### Excerpted passage
**********
# We Will Rock You - projection footage



## adude23 (Feb 8, 2009)

Hi there,
As the name suggests am looking for the footage used in we will rock you 
e.g. Ga Ga kids stuff etc. you know with the dancers and things on the cubes 
if anyone could help or has a copy of the footage I'd be really grateful!
thanks
adude,


----------



## BingemanJ (Jul 18, 2009)

adude23 said:


> Hi there,
> As the name suggests am looking for the footage used in we will rock you
> e.g. Ga Ga kids stuff etc. you know with the dancers and things on the cubes
> if anyone could help or has a copy of the footage I'd be really grateful!
> ...


I don't think this footage will be easily obtainable unless your either very high in the production chain with the company producing the show, or very high within the technical staff for the show...


----------



## Dionysus (Jul 18, 2009)

I certainly do not think that Mirvish or any of the other companies involved with the current production of _We Will Rock You_ are doing to be very keen on letting you use their video. They spent a lot of money making the video to be sure.
The videos are indeed protected by copyright and such.
They MIGHT let you use them, if you are willing to pay a LOT of money to them.

I don't even know what you'd want them for anyways?
You also cannot do a production of the show yourself right now, as the rights are not available.


----------
**********
### Material provided
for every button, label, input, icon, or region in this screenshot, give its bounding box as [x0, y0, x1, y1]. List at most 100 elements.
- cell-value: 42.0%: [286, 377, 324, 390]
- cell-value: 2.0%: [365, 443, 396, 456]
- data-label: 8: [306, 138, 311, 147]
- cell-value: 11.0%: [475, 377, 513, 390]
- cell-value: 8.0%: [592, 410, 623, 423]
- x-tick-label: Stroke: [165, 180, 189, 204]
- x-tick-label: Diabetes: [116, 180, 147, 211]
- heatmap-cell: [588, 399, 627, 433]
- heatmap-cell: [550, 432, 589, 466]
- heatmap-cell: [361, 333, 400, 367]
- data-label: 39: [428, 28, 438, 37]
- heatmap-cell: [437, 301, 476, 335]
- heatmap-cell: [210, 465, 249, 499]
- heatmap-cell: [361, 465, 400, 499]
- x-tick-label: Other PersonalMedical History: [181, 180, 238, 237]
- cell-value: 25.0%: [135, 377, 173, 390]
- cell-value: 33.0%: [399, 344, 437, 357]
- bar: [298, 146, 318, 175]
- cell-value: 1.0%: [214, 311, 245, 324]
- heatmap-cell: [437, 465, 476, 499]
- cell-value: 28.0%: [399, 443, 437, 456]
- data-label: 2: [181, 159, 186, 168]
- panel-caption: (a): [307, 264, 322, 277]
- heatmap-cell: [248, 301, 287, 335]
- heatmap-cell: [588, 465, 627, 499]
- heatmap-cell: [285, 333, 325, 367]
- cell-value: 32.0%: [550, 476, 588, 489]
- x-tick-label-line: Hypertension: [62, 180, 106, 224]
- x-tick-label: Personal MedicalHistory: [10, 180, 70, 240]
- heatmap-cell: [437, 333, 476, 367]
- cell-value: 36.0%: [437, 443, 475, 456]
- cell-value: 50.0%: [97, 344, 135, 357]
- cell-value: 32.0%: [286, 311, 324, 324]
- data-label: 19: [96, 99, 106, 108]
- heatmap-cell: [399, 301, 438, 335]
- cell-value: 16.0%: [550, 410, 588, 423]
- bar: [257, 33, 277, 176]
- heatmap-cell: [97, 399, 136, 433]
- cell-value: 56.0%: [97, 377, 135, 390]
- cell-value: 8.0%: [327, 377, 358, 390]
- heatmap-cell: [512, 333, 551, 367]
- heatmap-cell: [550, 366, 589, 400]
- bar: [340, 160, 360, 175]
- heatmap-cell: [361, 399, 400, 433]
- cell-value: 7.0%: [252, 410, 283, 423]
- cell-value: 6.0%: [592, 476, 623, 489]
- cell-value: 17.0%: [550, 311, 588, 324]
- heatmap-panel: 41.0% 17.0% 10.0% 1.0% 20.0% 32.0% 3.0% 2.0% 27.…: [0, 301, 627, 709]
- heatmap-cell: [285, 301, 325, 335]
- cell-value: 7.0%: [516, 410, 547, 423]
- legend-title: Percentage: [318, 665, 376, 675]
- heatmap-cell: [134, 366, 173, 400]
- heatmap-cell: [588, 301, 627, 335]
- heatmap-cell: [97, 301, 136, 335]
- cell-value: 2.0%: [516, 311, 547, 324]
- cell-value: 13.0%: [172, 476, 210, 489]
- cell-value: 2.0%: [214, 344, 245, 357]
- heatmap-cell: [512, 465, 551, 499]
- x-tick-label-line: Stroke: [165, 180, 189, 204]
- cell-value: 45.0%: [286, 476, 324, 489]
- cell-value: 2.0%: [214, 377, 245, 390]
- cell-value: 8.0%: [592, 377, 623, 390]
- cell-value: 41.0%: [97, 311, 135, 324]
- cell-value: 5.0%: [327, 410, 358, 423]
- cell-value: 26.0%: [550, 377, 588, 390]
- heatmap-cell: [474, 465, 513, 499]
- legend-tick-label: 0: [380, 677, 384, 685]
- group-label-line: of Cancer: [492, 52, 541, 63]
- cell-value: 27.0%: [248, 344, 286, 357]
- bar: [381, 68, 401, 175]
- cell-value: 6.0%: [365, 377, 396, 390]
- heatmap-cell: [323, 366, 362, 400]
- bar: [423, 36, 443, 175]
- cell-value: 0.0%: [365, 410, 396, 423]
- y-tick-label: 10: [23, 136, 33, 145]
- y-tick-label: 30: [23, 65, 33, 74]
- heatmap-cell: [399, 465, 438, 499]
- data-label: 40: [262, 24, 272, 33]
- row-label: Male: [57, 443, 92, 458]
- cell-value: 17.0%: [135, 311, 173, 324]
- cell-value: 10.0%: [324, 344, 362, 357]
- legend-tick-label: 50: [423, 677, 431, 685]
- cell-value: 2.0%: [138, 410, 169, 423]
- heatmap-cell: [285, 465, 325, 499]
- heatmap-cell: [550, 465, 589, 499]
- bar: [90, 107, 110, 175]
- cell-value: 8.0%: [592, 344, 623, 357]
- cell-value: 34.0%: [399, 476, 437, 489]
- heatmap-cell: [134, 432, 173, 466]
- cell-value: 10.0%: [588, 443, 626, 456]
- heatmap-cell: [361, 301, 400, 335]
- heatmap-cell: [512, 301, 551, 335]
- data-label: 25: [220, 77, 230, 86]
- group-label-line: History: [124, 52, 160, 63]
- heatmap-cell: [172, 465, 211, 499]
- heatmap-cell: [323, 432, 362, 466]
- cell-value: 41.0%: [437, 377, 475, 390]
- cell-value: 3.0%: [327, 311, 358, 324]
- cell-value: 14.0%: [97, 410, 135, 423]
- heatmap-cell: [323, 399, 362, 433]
**********
### Problem
From the forum thread about the We Will Rock You projection footage, copy the stretch from "The videos are" through "are not available." word for word.

### Answer
The videos are indeed protected by copyright and such.
They MIGHT let you use them, if you are willing to pay a LOT of money to them.

I don't even know what you'd want them for anyways?
You also cannot do a production of the show yourself right now, as the rights are not available.